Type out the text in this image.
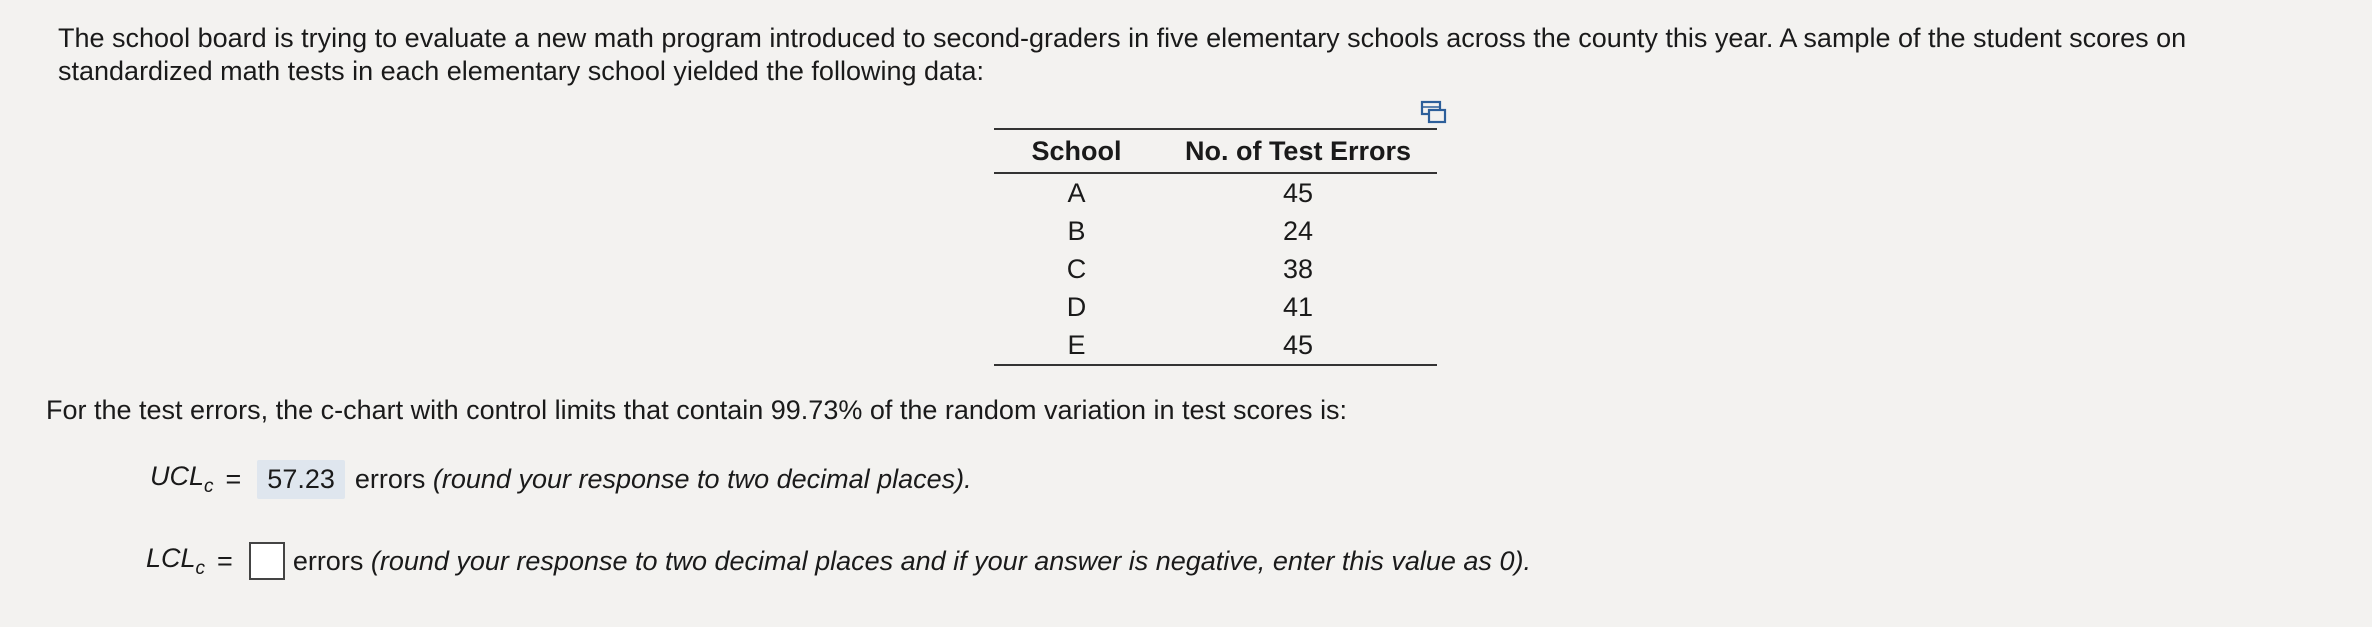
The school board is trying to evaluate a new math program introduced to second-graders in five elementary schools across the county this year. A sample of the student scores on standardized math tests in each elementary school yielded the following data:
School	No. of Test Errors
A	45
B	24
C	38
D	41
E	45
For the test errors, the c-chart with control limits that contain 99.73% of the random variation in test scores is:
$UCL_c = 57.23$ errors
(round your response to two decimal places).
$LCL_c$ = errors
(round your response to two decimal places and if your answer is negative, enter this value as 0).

────

= EXERCISE INSTRUCTIONS =
Repeat the records above exactly, leaving out any pictures they contain.

= RESULT OF THE TASK =
Type out the text in this image.
The school board is trying to evaluate a new math program introduced to second-graders in five elementary schools across the county this year. A sample of the student scores on standardized math tests in each elementary school yielded the following data:
School	No. of Test Errors
A	45
B	24
C	38
D	41
E	45
For the test errors, the c-chart with control limits that contain 99.73% of the random variation in test scores is:
$UCL_c = 57.23$ errors
(round your response to two decimal places).
$LCL_c$ = errors
(round your response to two decimal places and if your answer is negative, enter this value as 0).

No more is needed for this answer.